TO DO:
Retype the whole listing verbatim and keep the pictures out of it.

[Dataset entries]
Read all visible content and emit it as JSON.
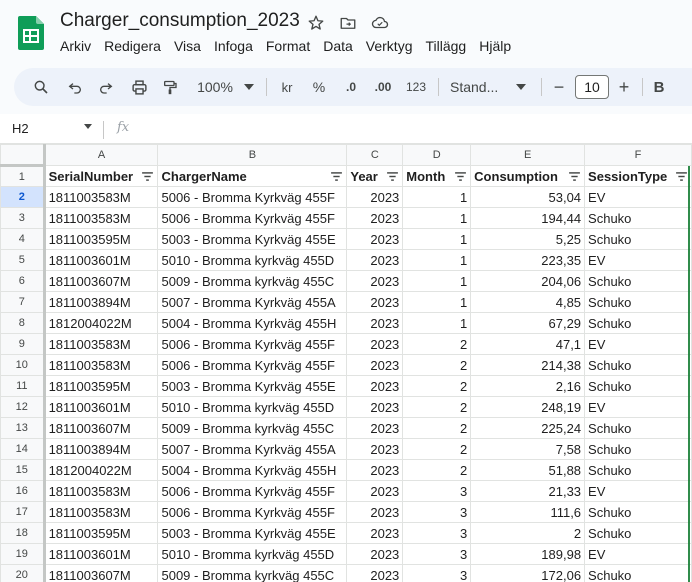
{
  "app": {
    "title": "Charger_consumption_2023",
    "menu": [
      "Arkiv",
      "Redigera",
      "Visa",
      "Infoga",
      "Format",
      "Data",
      "Verktyg",
      "Tillägg",
      "Hjälp"
    ]
  },
  "toolbar": {
    "zoom": "100%",
    "currency": "kr",
    "percent": "%",
    "dec_decrease": ".0",
    "dec_increase": ".00",
    "number_format": "123",
    "font": "Stand...",
    "font_size": "10",
    "minus": "−",
    "plus": "+",
    "bold": "B"
  },
  "formula_bar": {
    "name_box": "H2",
    "fx": "fx"
  },
  "grid": {
    "columns": [
      "A",
      "B",
      "C",
      "D",
      "E",
      "F"
    ],
    "headers": [
      "SerialNumber",
      "ChargerName",
      "Year",
      "Month",
      "Consumption",
      "SessionType"
    ],
    "rows": [
      [
        "1811003583M",
        "5006 - Bromma Kyrkväg 455F",
        "2023",
        "1",
        "53,04",
        "EV"
      ],
      [
        "1811003583M",
        "5006 - Bromma Kyrkväg 455F",
        "2023",
        "1",
        "194,44",
        "Schuko"
      ],
      [
        "1811003595M",
        "5003 - Bromma Kyrkväg 455E",
        "2023",
        "1",
        "5,25",
        "Schuko"
      ],
      [
        "1811003601M",
        "5010 - Bromma kyrkväg 455D",
        "2023",
        "1",
        "223,35",
        "EV"
      ],
      [
        "1811003607M",
        "5009 - Bromma kyrkväg 455C",
        "2023",
        "1",
        "204,06",
        "Schuko"
      ],
      [
        "1811003894M",
        "5007 - Bromma Kyrkväg 455A",
        "2023",
        "1",
        "4,85",
        "Schuko"
      ],
      [
        "1812004022M",
        "5004 - Bromma Kyrkväg 455H",
        "2023",
        "1",
        "67,29",
        "Schuko"
      ],
      [
        "1811003583M",
        "5006 - Bromma Kyrkväg 455F",
        "2023",
        "2",
        "47,1",
        "EV"
      ],
      [
        "1811003583M",
        "5006 - Bromma Kyrkväg 455F",
        "2023",
        "2",
        "214,38",
        "Schuko"
      ],
      [
        "1811003595M",
        "5003 - Bromma Kyrkväg 455E",
        "2023",
        "2",
        "2,16",
        "Schuko"
      ],
      [
        "1811003601M",
        "5010 - Bromma kyrkväg 455D",
        "2023",
        "2",
        "248,19",
        "EV"
      ],
      [
        "1811003607M",
        "5009 - Bromma kyrkväg 455C",
        "2023",
        "2",
        "225,24",
        "Schuko"
      ],
      [
        "1811003894M",
        "5007 - Bromma Kyrkväg 455A",
        "2023",
        "2",
        "7,58",
        "Schuko"
      ],
      [
        "1812004022M",
        "5004 - Bromma Kyrkväg 455H",
        "2023",
        "2",
        "51,88",
        "Schuko"
      ],
      [
        "1811003583M",
        "5006 - Bromma Kyrkväg 455F",
        "2023",
        "3",
        "21,33",
        "EV"
      ],
      [
        "1811003583M",
        "5006 - Bromma Kyrkväg 455F",
        "2023",
        "3",
        "111,6",
        "Schuko"
      ],
      [
        "1811003595M",
        "5003 - Bromma Kyrkväg 455E",
        "2023",
        "3",
        "2",
        "Schuko"
      ],
      [
        "1811003601M",
        "5010 - Bromma kyrkväg 455D",
        "2023",
        "3",
        "189,98",
        "EV"
      ],
      [
        "1811003607M",
        "5009 - Bromma kyrkväg 455C",
        "2023",
        "3",
        "172,06",
        "Schuko"
      ]
    ]
  },
  "colors": {
    "accent": "#0b57d0",
    "sheets_green": "#0f9d58",
    "toolbar_bg": "#edf2fa"
  }
}
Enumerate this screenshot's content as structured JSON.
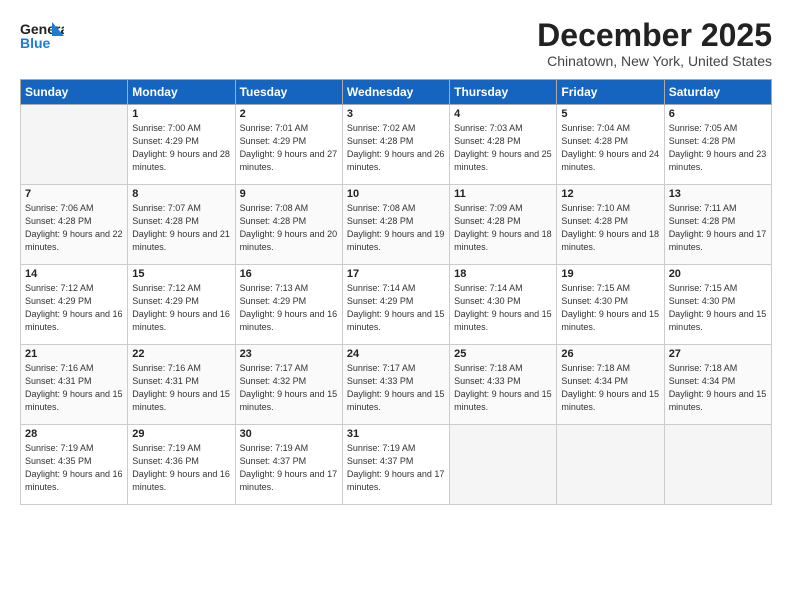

RESPONSE FOR THIS EXERCISE:
Read all visible content and emit it as JSON.
{
  "app": {
    "title": "Charger_consumption_2023",
    "menu": [
      "Arkiv",
      "Redigera",
      "Visa",
      "Infoga",
      "Format",
      "Data",
      "Verktyg",
      "Tillägg",
      "Hjälp"
    ]
  },
  "toolbar": {
    "zoom": "100%",
    "currency": "kr",
    "percent": "%",
    "dec_decrease": ".0",
    "dec_increase": ".00",
    "number_format": "123",
    "font": "Stand...",
    "font_size": "10",
    "minus": "−",
    "plus": "+",
    "bold": "B"
  },
  "formula_bar": {
    "name_box": "H2",
    "fx": "fx"
  },
  "grid": {
    "columns": [
      "A",
      "B",
      "C",
      "D",
      "E",
      "F"
    ],
    "headers": [
      "SerialNumber",
      "ChargerName",
      "Year",
      "Month",
      "Consumption",
      "SessionType"
    ],
    "rows": [
      [
        "1811003583M",
        "5006 - Bromma Kyrkväg 455F",
        "2023",
        "1",
        "53,04",
        "EV"
      ],
      [
        "1811003583M",
        "5006 - Bromma Kyrkväg 455F",
        "2023",
        "1",
        "194,44",
        "Schuko"
      ],
      [
        "1811003595M",
        "5003 - Bromma Kyrkväg 455E",
        "2023",
        "1",
        "5,25",
        "Schuko"
      ],
      [
        "1811003601M",
        "5010 - Bromma kyrkväg 455D",
        "2023",
        "1",
        "223,35",
        "EV"
      ],
      [
        "1811003607M",
        "5009 - Bromma kyrkväg 455C",
        "2023",
        "1",
        "204,06",
        "Schuko"
      ],
      [
        "1811003894M",
        "5007 - Bromma Kyrkväg 455A",
        "2023",
        "1",
        "4,85",
        "Schuko"
      ],
      [
        "1812004022M",
        "5004 - Bromma Kyrkväg 455H",
        "2023",
        "1",
        "67,29",
        "Schuko"
      ],
      [
        "1811003583M",
        "5006 - Bromma Kyrkväg 455F",
        "2023",
        "2",
        "47,1",
        "EV"
      ],
      [
        "1811003583M",
        "5006 - Bromma Kyrkväg 455F",
        "2023",
        "2",
        "214,38",
        "Schuko"
      ],
      [
        "1811003595M",
        "5003 - Bromma Kyrkväg 455E",
        "2023",
        "2",
        "2,16",
        "Schuko"
      ],
      [
        "1811003601M",
        "5010 - Bromma kyrkväg 455D",
        "2023",
        "2",
        "248,19",
        "EV"
      ],
      [
        "1811003607M",
        "5009 - Bromma kyrkväg 455C",
        "2023",
        "2",
        "225,24",
        "Schuko"
      ],
      [
        "1811003894M",
        "5007 - Bromma Kyrkväg 455A",
        "2023",
        "2",
        "7,58",
        "Schuko"
      ],
      [
        "1812004022M",
        "5004 - Bromma Kyrkväg 455H",
        "2023",
        "2",
        "51,88",
        "Schuko"
      ],
      [
        "1811003583M",
        "5006 - Bromma Kyrkväg 455F",
        "2023",
        "3",
        "21,33",
        "EV"
      ],
      [
        "1811003583M",
        "5006 - Bromma Kyrkväg 455F",
        "2023",
        "3",
        "111,6",
        "Schuko"
      ],
      [
        "1811003595M",
        "5003 - Bromma Kyrkväg 455E",
        "2023",
        "3",
        "2",
        "Schuko"
      ],
      [
        "1811003601M",
        "5010 - Bromma kyrkväg 455D",
        "2023",
        "3",
        "189,98",
        "EV"
      ],
      [
        "1811003607M",
        "5009 - Bromma kyrkväg 455C",
        "2023",
        "3",
        "172,06",
        "Schuko"
      ]
    ]
  },
  "colors": {
    "accent": "#0b57d0",
    "sheets_green": "#0f9d58",
    "toolbar_bg": "#edf2fa"
  }
}
Enumerate this screenshot's content as structured JSON.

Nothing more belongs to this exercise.